■ **What is being asked**: Transcribe the records that follow. Keep every word exactly, and drop the pictures.

☆ ☆ ☆ ☆

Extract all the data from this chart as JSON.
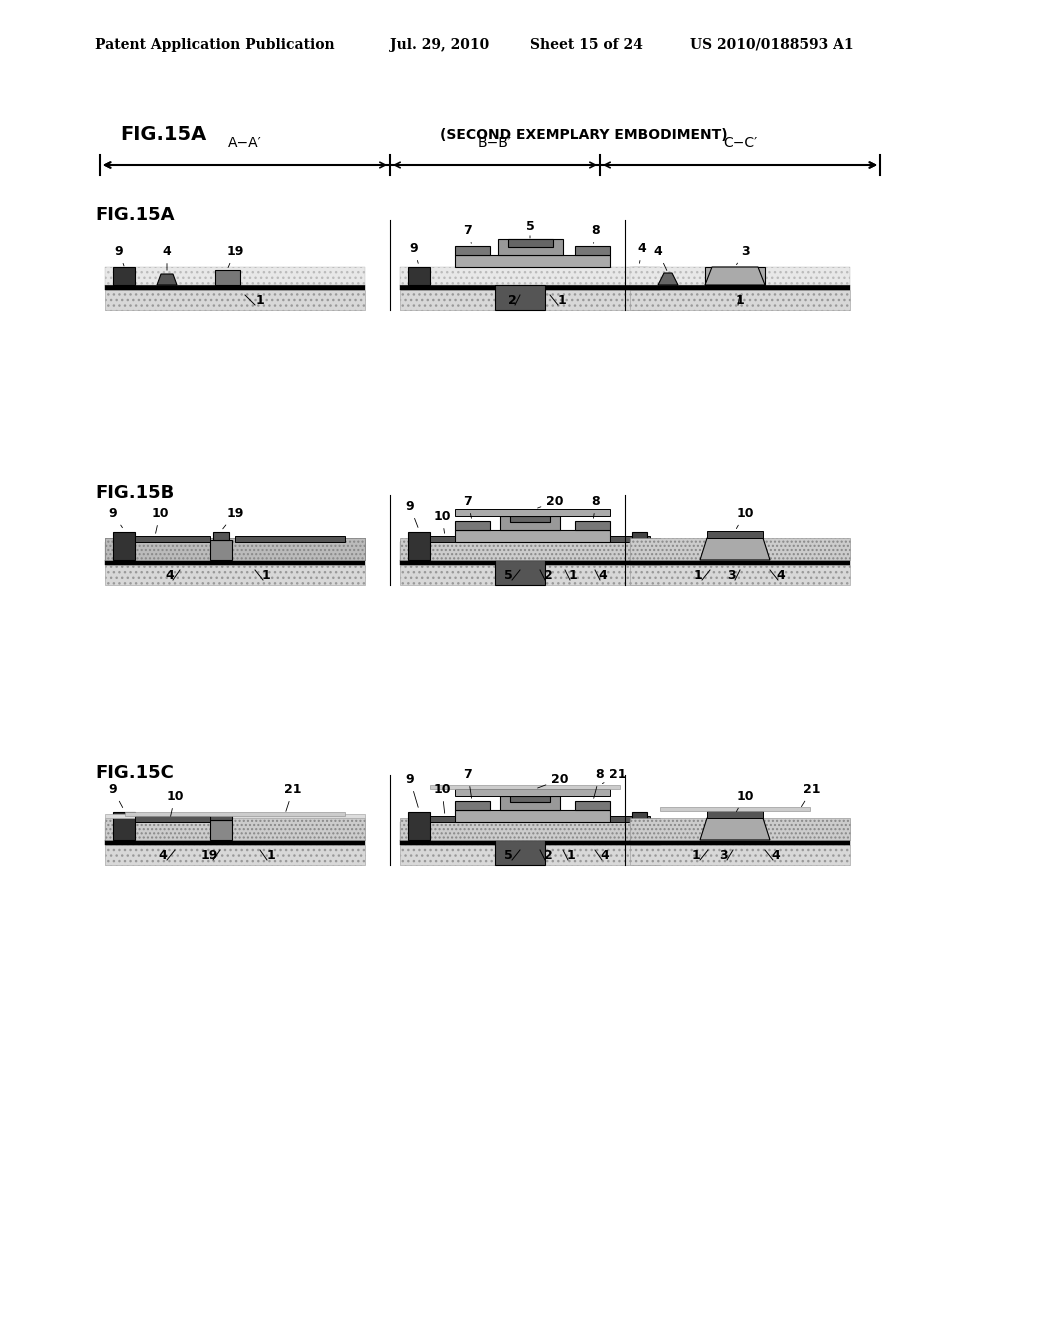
{
  "title_line1": "Patent Application Publication",
  "title_date": "Jul. 29, 2010",
  "title_sheet": "Sheet 15 of 24",
  "title_patent": "US 2010/0188593 A1",
  "fig_labels": [
    "FIG.15A",
    "FIG.15B",
    "FIG.15C"
  ],
  "second_embodiment": "(SECOND EXEMPLARY EMBODIMENT)",
  "section_labels": [
    "A−A′",
    "B−B′",
    "C−C′"
  ],
  "bg_color": "#ffffff",
  "dark_gray": "#555555",
  "medium_gray": "#888888",
  "light_gray": "#bbbbbb",
  "dot_gray": "#cccccc",
  "black": "#000000",
  "dark_fill": "#444444",
  "stripe_fill": "#aaaaaa"
}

☆ ☆ ☆ ☆

■ **Finished answer**:
Extract all the data from this chart as JSON.
{
  "title_line1": "Patent Application Publication",
  "title_date": "Jul. 29, 2010",
  "title_sheet": "Sheet 15 of 24",
  "title_patent": "US 2010/0188593 A1",
  "fig_labels": [
    "FIG.15A",
    "FIG.15B",
    "FIG.15C"
  ],
  "second_embodiment": "(SECOND EXEMPLARY EMBODIMENT)",
  "section_labels": [
    "A−A′",
    "B−B′",
    "C−C′"
  ],
  "bg_color": "#ffffff",
  "dark_gray": "#555555",
  "medium_gray": "#888888",
  "light_gray": "#bbbbbb",
  "dot_gray": "#cccccc",
  "black": "#000000",
  "dark_fill": "#444444",
  "stripe_fill": "#aaaaaa"
}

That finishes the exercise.